**YOUR GOAL**
Repeat the material below exactly, with no pictures.

##### WORKING DATA

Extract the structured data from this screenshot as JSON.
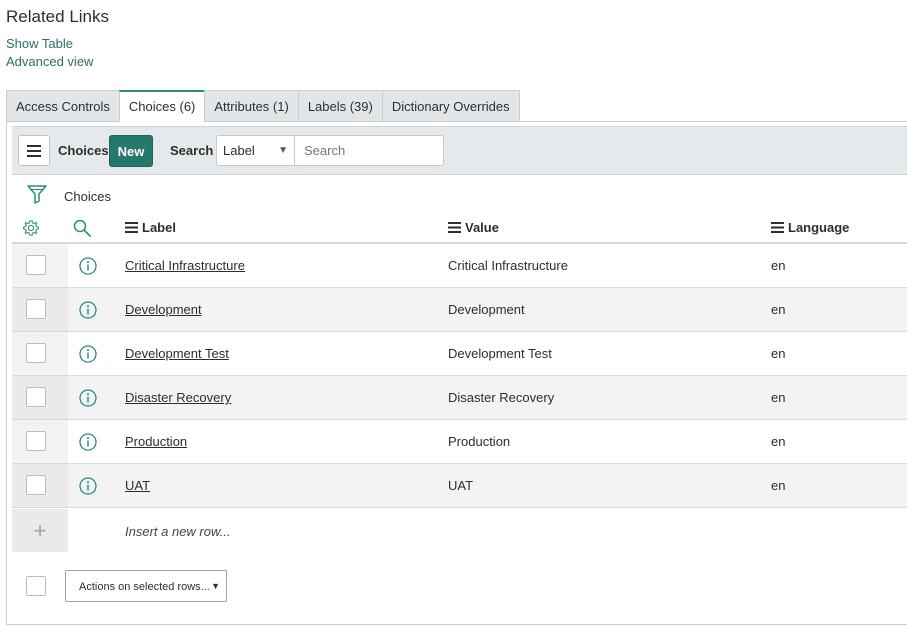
{
  "related_links": {
    "title": "Related Links",
    "links": [
      "Show Table",
      "Advanced view"
    ]
  },
  "tabs": [
    {
      "label": "Access Controls",
      "active": false
    },
    {
      "label": "Choices (6)",
      "active": true
    },
    {
      "label": "Attributes (1)",
      "active": false
    },
    {
      "label": "Labels (39)",
      "active": false
    },
    {
      "label": "Dictionary Overrides",
      "active": false
    }
  ],
  "toolbar": {
    "list_title": "Choices",
    "new_label": "New",
    "search_label": "Search",
    "search_field_selected": "Label",
    "search_placeholder": "Search"
  },
  "breadcrumb": "Choices",
  "columns": {
    "label": "Label",
    "value": "Value",
    "language": "Language"
  },
  "rows": [
    {
      "label": "Critical Infrastructure",
      "value": "Critical Infrastructure",
      "language": "en"
    },
    {
      "label": "Development",
      "value": "Development",
      "language": "en"
    },
    {
      "label": "Development Test",
      "value": "Development Test",
      "language": "en"
    },
    {
      "label": "Disaster Recovery",
      "value": "Disaster Recovery",
      "language": "en"
    },
    {
      "label": "Production",
      "value": "Production",
      "language": "en"
    },
    {
      "label": "UAT",
      "value": "UAT",
      "language": "en"
    }
  ],
  "insert_row_text": "Insert a new row...",
  "actions_select": "Actions on selected rows...",
  "colors": {
    "accent": "#27786c",
    "link": "#2c6e6a",
    "icon": "#2c8c7e"
  }
}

##########

**THE SOLUTION**
Extract the structured data from this screenshot as JSON.
{
  "related_links": {
    "title": "Related Links",
    "links": [
      "Show Table",
      "Advanced view"
    ]
  },
  "tabs": [
    {
      "label": "Access Controls",
      "active": false
    },
    {
      "label": "Choices (6)",
      "active": true
    },
    {
      "label": "Attributes (1)",
      "active": false
    },
    {
      "label": "Labels (39)",
      "active": false
    },
    {
      "label": "Dictionary Overrides",
      "active": false
    }
  ],
  "toolbar": {
    "list_title": "Choices",
    "new_label": "New",
    "search_label": "Search",
    "search_field_selected": "Label",
    "search_placeholder": "Search"
  },
  "breadcrumb": "Choices",
  "columns": {
    "label": "Label",
    "value": "Value",
    "language": "Language"
  },
  "rows": [
    {
      "label": "Critical Infrastructure",
      "value": "Critical Infrastructure",
      "language": "en"
    },
    {
      "label": "Development",
      "value": "Development",
      "language": "en"
    },
    {
      "label": "Development Test",
      "value": "Development Test",
      "language": "en"
    },
    {
      "label": "Disaster Recovery",
      "value": "Disaster Recovery",
      "language": "en"
    },
    {
      "label": "Production",
      "value": "Production",
      "language": "en"
    },
    {
      "label": "UAT",
      "value": "UAT",
      "language": "en"
    }
  ],
  "insert_row_text": "Insert a new row...",
  "actions_select": "Actions on selected rows...",
  "colors": {
    "accent": "#27786c",
    "link": "#2c6e6a",
    "icon": "#2c8c7e"
  }
}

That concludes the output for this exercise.